Supplied data
···

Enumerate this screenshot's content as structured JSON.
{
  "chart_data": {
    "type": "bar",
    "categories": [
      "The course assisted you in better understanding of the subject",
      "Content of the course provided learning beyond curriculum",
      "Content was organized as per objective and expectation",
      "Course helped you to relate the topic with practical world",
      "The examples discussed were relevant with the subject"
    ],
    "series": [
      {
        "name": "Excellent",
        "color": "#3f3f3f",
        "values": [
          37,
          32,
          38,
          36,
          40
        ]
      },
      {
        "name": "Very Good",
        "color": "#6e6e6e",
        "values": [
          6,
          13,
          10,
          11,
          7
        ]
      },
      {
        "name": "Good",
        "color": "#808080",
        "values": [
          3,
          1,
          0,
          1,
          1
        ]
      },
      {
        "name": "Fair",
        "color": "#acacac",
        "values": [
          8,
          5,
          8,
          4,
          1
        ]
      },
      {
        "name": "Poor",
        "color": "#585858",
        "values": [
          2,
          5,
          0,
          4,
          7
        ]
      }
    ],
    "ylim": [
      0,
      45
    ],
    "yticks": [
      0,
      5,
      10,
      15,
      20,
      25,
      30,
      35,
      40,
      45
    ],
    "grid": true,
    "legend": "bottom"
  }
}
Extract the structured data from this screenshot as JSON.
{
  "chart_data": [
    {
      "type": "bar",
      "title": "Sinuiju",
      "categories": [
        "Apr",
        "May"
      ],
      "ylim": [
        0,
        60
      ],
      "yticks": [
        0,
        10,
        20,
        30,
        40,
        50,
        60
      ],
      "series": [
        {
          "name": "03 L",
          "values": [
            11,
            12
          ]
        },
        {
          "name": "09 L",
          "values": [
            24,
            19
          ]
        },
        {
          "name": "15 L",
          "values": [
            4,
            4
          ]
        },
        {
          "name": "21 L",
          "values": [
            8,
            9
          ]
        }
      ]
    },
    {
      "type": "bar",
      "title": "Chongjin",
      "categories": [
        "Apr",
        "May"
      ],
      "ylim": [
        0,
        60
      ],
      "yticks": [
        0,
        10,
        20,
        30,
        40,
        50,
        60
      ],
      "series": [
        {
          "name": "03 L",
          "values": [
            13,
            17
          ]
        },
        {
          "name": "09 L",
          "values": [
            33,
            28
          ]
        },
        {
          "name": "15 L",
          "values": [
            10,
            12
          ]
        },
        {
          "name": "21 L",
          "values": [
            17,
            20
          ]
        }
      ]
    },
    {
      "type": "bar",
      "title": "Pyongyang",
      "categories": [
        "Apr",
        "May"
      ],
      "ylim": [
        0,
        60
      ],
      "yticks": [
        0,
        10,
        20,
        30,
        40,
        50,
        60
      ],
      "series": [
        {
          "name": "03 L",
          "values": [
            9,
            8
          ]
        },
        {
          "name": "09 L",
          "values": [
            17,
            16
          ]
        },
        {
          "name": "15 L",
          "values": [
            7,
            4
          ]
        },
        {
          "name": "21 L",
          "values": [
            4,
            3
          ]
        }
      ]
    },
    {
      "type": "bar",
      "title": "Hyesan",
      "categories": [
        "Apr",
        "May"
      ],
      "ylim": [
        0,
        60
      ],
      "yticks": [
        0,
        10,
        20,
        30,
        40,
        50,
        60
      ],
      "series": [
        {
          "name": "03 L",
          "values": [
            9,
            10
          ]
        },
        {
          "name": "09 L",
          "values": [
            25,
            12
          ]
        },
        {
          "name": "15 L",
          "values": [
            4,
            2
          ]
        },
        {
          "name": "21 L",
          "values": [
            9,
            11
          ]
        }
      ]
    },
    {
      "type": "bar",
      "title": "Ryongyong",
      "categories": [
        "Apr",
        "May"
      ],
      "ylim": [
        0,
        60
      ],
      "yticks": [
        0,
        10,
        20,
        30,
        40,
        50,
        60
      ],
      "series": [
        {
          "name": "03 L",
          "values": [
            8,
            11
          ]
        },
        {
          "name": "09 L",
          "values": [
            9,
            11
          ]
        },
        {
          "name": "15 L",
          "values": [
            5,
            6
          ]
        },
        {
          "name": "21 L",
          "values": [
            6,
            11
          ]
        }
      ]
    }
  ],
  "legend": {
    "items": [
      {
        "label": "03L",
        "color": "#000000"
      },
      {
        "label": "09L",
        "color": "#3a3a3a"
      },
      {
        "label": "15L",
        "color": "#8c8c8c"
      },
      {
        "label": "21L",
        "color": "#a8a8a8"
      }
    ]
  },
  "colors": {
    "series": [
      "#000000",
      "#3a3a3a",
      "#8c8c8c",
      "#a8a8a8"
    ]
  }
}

···

Stated problem
Reproduce every line of the data verbatim.

Completed task
Enumerate this screenshot's content as structured JSON.
{
  "chart_data": {
    "type": "bar",
    "categories": [
      "The course assisted you in better understanding of the subject",
      "Content of the course provided learning beyond curriculum",
      "Content was organized as per objective and expectation",
      "Course helped you to relate the topic with practical world",
      "The examples discussed were relevant with the subject"
    ],
    "series": [
      {
        "name": "Excellent",
        "color": "#3f3f3f",
        "values": [
          37,
          32,
          38,
          36,
          40
        ]
      },
      {
        "name": "Very Good",
        "color": "#6e6e6e",
        "values": [
          6,
          13,
          10,
          11,
          7
        ]
      },
      {
        "name": "Good",
        "color": "#808080",
        "values": [
          3,
          1,
          0,
          1,
          1
        ]
      },
      {
        "name": "Fair",
        "color": "#acacac",
        "values": [
          8,
          5,
          8,
          4,
          1
        ]
      },
      {
        "name": "Poor",
        "color": "#585858",
        "values": [
          2,
          5,
          0,
          4,
          7
        ]
      }
    ],
    "ylim": [
      0,
      45
    ],
    "yticks": [
      0,
      5,
      10,
      15,
      20,
      25,
      30,
      35,
      40,
      45
    ],
    "grid": true,
    "legend": "bottom"
  }
}
Extract the structured data from this screenshot as JSON.
{
  "chart_data": [
    {
      "type": "bar",
      "title": "Sinuiju",
      "categories": [
        "Apr",
        "May"
      ],
      "ylim": [
        0,
        60
      ],
      "yticks": [
        0,
        10,
        20,
        30,
        40,
        50,
        60
      ],
      "series": [
        {
          "name": "03 L",
          "values": [
            11,
            12
          ]
        },
        {
          "name": "09 L",
          "values": [
            24,
            19
          ]
        },
        {
          "name": "15 L",
          "values": [
            4,
            4
          ]
        },
        {
          "name": "21 L",
          "values": [
            8,
            9
          ]
        }
      ]
    },
    {
      "type": "bar",
      "title": "Chongjin",
      "categories": [
        "Apr",
        "May"
      ],
      "ylim": [
        0,
        60
      ],
      "yticks": [
        0,
        10,
        20,
        30,
        40,
        50,
        60
      ],
      "series": [
        {
          "name": "03 L",
          "values": [
            13,
            17
          ]
        },
        {
          "name": "09 L",
          "values": [
            33,
            28
          ]
        },
        {
          "name": "15 L",
          "values": [
            10,
            12
          ]
        },
        {
          "name": "21 L",
          "values": [
            17,
            20
          ]
        }
      ]
    },
    {
      "type": "bar",
      "title": "Pyongyang",
      "categories": [
        "Apr",
        "May"
      ],
      "ylim": [
        0,
        60
      ],
      "yticks": [
        0,
        10,
        20,
        30,
        40,
        50,
        60
      ],
      "series": [
        {
          "name": "03 L",
          "values": [
            9,
            8
          ]
        },
        {
          "name": "09 L",
          "values": [
            17,
            16
          ]
        },
        {
          "name": "15 L",
          "values": [
            7,
            4
          ]
        },
        {
          "name": "21 L",
          "values": [
            4,
            3
          ]
        }
      ]
    },
    {
      "type": "bar",
      "title": "Hyesan",
      "categories": [
        "Apr",
        "May"
      ],
      "ylim": [
        0,
        60
      ],
      "yticks": [
        0,
        10,
        20,
        30,
        40,
        50,
        60
      ],
      "series": [
        {
          "name": "03 L",
          "values": [
            9,
            10
          ]
        },
        {
          "name": "09 L",
          "values": [
            25,
            12
          ]
        },
        {
          "name": "15 L",
          "values": [
            4,
            2
          ]
        },
        {
          "name": "21 L",
          "values": [
            9,
            11
          ]
        }
      ]
    },
    {
      "type": "bar",
      "title": "Ryongyong",
      "categories": [
        "Apr",
        "May"
      ],
      "ylim": [
        0,
        60
      ],
      "yticks": [
        0,
        10,
        20,
        30,
        40,
        50,
        60
      ],
      "series": [
        {
          "name": "03 L",
          "values": [
            8,
            11
          ]
        },
        {
          "name": "09 L",
          "values": [
            9,
            11
          ]
        },
        {
          "name": "15 L",
          "values": [
            5,
            6
          ]
        },
        {
          "name": "21 L",
          "values": [
            6,
            11
          ]
        }
      ]
    }
  ],
  "legend": {
    "items": [
      {
        "label": "03L",
        "color": "#000000"
      },
      {
        "label": "09L",
        "color": "#3a3a3a"
      },
      {
        "label": "15L",
        "color": "#8c8c8c"
      },
      {
        "label": "21L",
        "color": "#a8a8a8"
      }
    ]
  },
  "colors": {
    "series": [
      "#000000",
      "#3a3a3a",
      "#8c8c8c",
      "#a8a8a8"
    ]
  }
}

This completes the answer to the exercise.